* Instructions to follow: Quote the entries word for word. Omit the pictures.

* The data:
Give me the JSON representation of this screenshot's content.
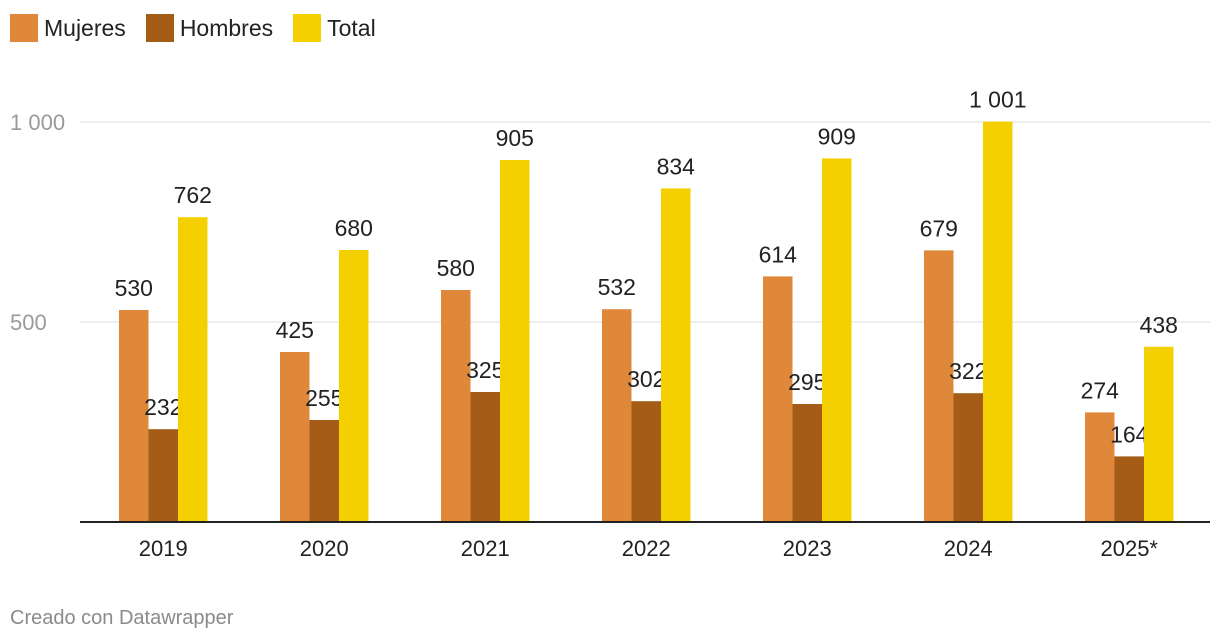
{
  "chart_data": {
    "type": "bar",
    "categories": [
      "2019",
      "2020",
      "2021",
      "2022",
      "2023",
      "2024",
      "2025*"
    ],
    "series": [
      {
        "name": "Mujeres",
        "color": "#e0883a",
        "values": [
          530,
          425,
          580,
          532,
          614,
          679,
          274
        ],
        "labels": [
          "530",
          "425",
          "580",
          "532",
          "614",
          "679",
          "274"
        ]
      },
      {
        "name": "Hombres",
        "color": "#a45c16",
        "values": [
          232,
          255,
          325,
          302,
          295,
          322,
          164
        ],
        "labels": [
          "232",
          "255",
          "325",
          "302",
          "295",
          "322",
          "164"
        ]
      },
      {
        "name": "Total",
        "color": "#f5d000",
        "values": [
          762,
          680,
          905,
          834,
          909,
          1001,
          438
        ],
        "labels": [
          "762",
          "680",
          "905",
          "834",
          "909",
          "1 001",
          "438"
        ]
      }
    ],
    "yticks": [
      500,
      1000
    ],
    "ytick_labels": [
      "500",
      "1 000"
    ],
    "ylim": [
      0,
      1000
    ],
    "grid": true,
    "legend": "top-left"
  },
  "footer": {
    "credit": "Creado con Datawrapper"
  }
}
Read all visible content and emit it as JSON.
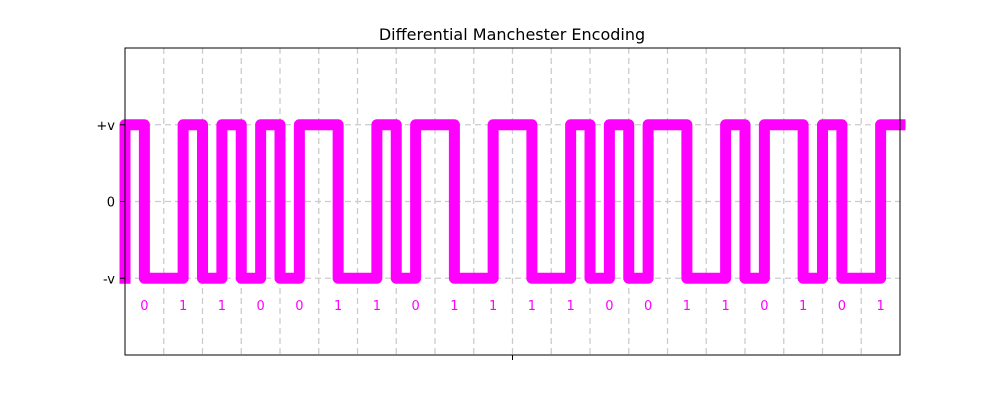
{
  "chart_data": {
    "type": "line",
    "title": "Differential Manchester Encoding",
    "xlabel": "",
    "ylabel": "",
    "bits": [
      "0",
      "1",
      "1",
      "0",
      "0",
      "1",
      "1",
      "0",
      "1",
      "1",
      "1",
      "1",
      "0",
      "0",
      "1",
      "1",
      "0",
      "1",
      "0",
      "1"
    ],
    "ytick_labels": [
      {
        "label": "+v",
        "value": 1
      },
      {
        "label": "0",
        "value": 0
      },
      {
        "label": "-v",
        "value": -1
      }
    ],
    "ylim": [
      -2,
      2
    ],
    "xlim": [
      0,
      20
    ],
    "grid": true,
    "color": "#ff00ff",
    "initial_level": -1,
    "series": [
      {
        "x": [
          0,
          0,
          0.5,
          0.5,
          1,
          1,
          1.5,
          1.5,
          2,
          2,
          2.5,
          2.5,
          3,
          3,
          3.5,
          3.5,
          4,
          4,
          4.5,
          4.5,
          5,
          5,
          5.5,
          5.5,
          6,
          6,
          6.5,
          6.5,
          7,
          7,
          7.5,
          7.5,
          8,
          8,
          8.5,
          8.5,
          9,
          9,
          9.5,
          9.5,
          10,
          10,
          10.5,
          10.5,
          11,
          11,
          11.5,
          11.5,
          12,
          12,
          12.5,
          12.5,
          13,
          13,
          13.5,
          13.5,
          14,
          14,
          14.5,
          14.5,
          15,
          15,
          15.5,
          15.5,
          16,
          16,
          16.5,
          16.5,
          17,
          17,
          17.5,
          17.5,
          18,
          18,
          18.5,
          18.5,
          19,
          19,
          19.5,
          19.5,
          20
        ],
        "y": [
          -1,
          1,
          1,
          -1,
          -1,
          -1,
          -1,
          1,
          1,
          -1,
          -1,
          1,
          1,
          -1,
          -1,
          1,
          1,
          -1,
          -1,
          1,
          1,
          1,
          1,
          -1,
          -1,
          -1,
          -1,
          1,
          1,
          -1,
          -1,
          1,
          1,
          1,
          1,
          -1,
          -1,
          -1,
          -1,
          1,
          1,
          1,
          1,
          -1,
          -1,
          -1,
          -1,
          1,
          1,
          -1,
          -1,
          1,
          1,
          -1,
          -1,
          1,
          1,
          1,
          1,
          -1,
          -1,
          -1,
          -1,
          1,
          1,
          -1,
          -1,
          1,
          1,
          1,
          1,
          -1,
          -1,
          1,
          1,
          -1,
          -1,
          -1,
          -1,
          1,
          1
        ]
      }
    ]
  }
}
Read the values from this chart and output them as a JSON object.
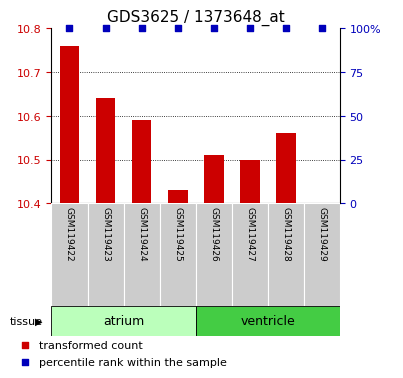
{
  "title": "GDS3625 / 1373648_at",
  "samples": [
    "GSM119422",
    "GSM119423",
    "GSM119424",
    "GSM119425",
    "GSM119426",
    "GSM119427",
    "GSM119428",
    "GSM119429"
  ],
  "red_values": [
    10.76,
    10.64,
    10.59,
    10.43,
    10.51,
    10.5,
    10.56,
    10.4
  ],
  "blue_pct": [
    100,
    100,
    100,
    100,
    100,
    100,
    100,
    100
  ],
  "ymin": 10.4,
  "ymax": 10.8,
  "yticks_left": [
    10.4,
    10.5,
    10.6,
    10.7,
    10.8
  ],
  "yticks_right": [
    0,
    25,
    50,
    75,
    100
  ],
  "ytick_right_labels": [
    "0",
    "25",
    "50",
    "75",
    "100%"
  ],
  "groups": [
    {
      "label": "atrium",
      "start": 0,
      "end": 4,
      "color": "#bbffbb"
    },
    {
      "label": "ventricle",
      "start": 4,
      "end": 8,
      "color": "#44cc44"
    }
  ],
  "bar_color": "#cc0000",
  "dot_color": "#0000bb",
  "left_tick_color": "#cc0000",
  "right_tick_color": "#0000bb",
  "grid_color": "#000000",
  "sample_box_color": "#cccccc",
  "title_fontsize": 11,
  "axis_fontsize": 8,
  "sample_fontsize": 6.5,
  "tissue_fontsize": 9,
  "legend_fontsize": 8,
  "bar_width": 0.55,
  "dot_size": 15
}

* Problem solution:
Give me the JSON representation of this screenshot's content.
{
  "chart_data": {
    "type": "bar",
    "categories": [
      "2019",
      "2020",
      "2021",
      "2022",
      "2023",
      "2024",
      "2025*"
    ],
    "series": [
      {
        "name": "Mujeres",
        "color": "#e0883a",
        "values": [
          530,
          425,
          580,
          532,
          614,
          679,
          274
        ],
        "labels": [
          "530",
          "425",
          "580",
          "532",
          "614",
          "679",
          "274"
        ]
      },
      {
        "name": "Hombres",
        "color": "#a45c16",
        "values": [
          232,
          255,
          325,
          302,
          295,
          322,
          164
        ],
        "labels": [
          "232",
          "255",
          "325",
          "302",
          "295",
          "322",
          "164"
        ]
      },
      {
        "name": "Total",
        "color": "#f5d000",
        "values": [
          762,
          680,
          905,
          834,
          909,
          1001,
          438
        ],
        "labels": [
          "762",
          "680",
          "905",
          "834",
          "909",
          "1 001",
          "438"
        ]
      }
    ],
    "yticks": [
      500,
      1000
    ],
    "ytick_labels": [
      "500",
      "1 000"
    ],
    "ylim": [
      0,
      1000
    ],
    "grid": true,
    "legend": "top-left"
  },
  "footer": {
    "credit": "Creado con Datawrapper"
  }
}
Read all visible content and emit it as JSON.
{
  "chart_data": {
    "type": "line",
    "title": "Differential Manchester Encoding",
    "xlabel": "",
    "ylabel": "",
    "bits": [
      "0",
      "1",
      "1",
      "0",
      "0",
      "1",
      "1",
      "0",
      "1",
      "1",
      "1",
      "1",
      "0",
      "0",
      "1",
      "1",
      "0",
      "1",
      "0",
      "1"
    ],
    "ytick_labels": [
      {
        "label": "+v",
        "value": 1
      },
      {
        "label": "0",
        "value": 0
      },
      {
        "label": "-v",
        "value": -1
      }
    ],
    "ylim": [
      -2,
      2
    ],
    "xlim": [
      0,
      20
    ],
    "grid": true,
    "color": "#ff00ff",
    "initial_level": -1,
    "series": [
      {
        "x": [
          0,
          0,
          0.5,
          0.5,
          1,
          1,
          1.5,
          1.5,
          2,
          2,
          2.5,
          2.5,
          3,
          3,
          3.5,
          3.5,
          4,
          4,
          4.5,
          4.5,
          5,
          5,
          5.5,
          5.5,
          6,
          6,
          6.5,
          6.5,
          7,
          7,
          7.5,
          7.5,
          8,
          8,
          8.5,
          8.5,
          9,
          9,
          9.5,
          9.5,
          10,
          10,
          10.5,
          10.5,
          11,
          11,
          11.5,
          11.5,
          12,
          12,
          12.5,
          12.5,
          13,
          13,
          13.5,
          13.5,
          14,
          14,
          14.5,
          14.5,
          15,
          15,
          15.5,
          15.5,
          16,
          16,
          16.5,
          16.5,
          17,
          17,
          17.5,
          17.5,
          18,
          18,
          18.5,
          18.5,
          19,
          19,
          19.5,
          19.5,
          20
        ],
        "y": [
          -1,
          1,
          1,
          -1,
          -1,
          -1,
          -1,
          1,
          1,
          -1,
          -1,
          1,
          1,
          -1,
          -1,
          1,
          1,
          -1,
          -1,
          1,
          1,
          1,
          1,
          -1,
          -1,
          -1,
          -1,
          1,
          1,
          -1,
          -1,
          1,
          1,
          1,
          1,
          -1,
          -1,
          -1,
          -1,
          1,
          1,
          1,
          1,
          -1,
          -1,
          -1,
          -1,
          1,
          1,
          -1,
          -1,
          1,
          1,
          -1,
          -1,
          1,
          1,
          1,
          1,
          -1,
          -1,
          -1,
          -1,
          1,
          1,
          -1,
          -1,
          1,
          1,
          1,
          1,
          -1,
          -1,
          1,
          1,
          -1,
          -1,
          -1,
          -1,
          1,
          1
        ]
      }
    ]
  }
}
Read the values from this chart and output them as a JSON object.
{
  "title": "GDS3625 / 1373648_at",
  "samples": [
    "GSM119422",
    "GSM119423",
    "GSM119424",
    "GSM119425",
    "GSM119426",
    "GSM119427",
    "GSM119428",
    "GSM119429"
  ],
  "red_values": [
    10.76,
    10.64,
    10.59,
    10.43,
    10.51,
    10.5,
    10.56,
    10.4
  ],
  "blue_pct": [
    100,
    100,
    100,
    100,
    100,
    100,
    100,
    100
  ],
  "ymin": 10.4,
  "ymax": 10.8,
  "yticks_left": [
    10.4,
    10.5,
    10.6,
    10.7,
    10.8
  ],
  "yticks_right": [
    0,
    25,
    50,
    75,
    100
  ],
  "ytick_right_labels": [
    "0",
    "25",
    "50",
    "75",
    "100%"
  ],
  "groups": [
    {
      "label": "atrium",
      "start": 0,
      "end": 4,
      "color": "#bbffbb"
    },
    {
      "label": "ventricle",
      "start": 4,
      "end": 8,
      "color": "#44cc44"
    }
  ],
  "bar_color": "#cc0000",
  "dot_color": "#0000bb",
  "left_tick_color": "#cc0000",
  "right_tick_color": "#0000bb",
  "grid_color": "#000000",
  "sample_box_color": "#cccccc",
  "title_fontsize": 11,
  "axis_fontsize": 8,
  "sample_fontsize": 6.5,
  "tissue_fontsize": 9,
  "legend_fontsize": 8,
  "bar_width": 0.55,
  "dot_size": 15
}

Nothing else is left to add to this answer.